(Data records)
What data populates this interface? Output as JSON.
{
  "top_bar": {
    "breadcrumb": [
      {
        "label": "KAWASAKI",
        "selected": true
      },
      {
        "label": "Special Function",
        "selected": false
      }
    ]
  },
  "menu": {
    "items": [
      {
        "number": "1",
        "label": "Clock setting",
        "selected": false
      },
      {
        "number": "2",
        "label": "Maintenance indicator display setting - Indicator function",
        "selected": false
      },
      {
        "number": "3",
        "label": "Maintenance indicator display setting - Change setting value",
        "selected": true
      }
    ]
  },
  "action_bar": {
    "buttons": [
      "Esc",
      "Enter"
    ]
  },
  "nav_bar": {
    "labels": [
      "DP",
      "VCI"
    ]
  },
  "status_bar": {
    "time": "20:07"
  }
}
==
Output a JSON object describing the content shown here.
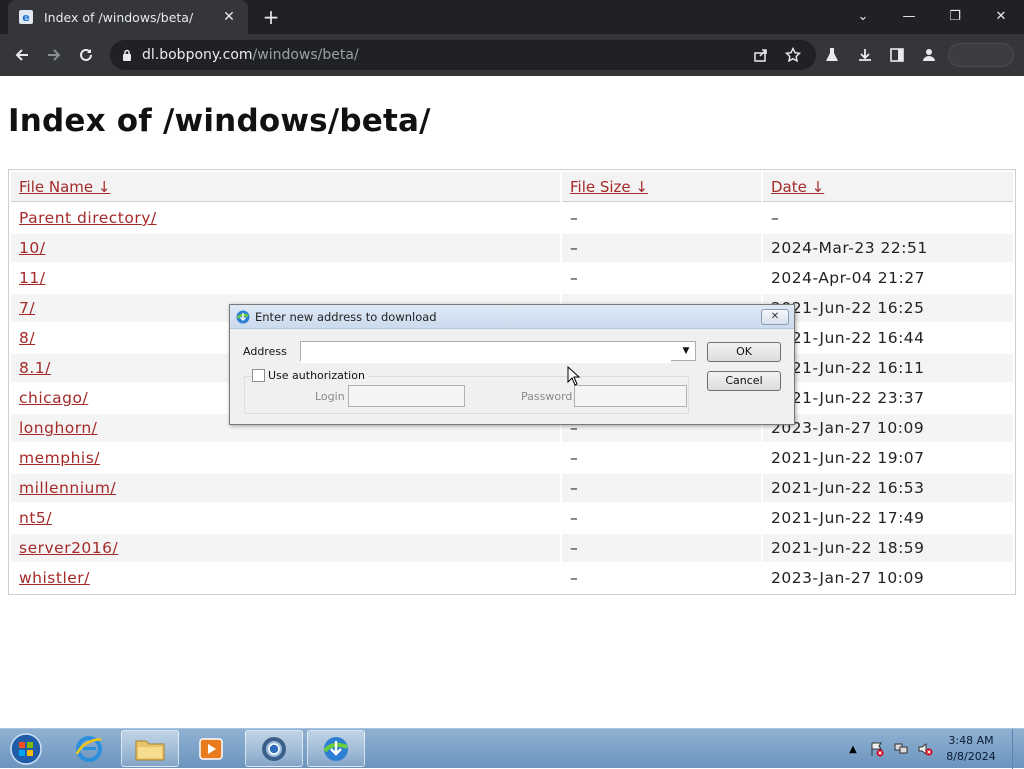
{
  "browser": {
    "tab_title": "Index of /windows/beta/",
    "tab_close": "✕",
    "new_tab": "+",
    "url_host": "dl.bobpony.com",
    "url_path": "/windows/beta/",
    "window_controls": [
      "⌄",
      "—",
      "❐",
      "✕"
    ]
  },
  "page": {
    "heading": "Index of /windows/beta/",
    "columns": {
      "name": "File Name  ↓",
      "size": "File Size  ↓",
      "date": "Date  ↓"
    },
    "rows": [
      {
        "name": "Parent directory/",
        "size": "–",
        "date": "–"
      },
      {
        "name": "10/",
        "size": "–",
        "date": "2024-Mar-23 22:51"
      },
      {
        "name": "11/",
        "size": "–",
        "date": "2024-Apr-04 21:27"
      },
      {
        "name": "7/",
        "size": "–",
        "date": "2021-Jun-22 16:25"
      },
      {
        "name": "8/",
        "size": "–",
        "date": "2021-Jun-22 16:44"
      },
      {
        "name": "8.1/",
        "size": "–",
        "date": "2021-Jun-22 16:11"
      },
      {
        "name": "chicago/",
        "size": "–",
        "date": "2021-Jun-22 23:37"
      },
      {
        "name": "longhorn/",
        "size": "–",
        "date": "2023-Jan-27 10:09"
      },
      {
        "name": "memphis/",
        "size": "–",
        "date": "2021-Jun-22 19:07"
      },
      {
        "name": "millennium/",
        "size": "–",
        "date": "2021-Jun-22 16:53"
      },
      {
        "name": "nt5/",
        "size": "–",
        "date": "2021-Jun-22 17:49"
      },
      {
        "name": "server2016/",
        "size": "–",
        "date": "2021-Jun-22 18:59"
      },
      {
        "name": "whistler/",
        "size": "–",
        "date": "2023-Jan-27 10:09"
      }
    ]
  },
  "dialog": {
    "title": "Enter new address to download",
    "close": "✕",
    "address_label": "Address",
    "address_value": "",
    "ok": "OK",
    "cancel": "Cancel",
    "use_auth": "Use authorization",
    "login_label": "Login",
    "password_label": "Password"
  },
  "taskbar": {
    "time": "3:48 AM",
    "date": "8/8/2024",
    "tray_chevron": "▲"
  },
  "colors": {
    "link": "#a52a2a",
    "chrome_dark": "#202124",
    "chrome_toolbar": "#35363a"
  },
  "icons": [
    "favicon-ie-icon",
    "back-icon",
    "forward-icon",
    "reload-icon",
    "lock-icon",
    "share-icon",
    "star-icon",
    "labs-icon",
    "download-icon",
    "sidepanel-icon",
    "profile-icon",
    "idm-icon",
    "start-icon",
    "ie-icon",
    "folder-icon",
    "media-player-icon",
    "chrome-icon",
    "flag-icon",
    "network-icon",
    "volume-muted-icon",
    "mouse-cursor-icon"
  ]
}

## [Work required]
Where a line in the entries holds the word "Enter", copy that line.

## [Response]
      "Enter"
    "title": "Enter new address to download",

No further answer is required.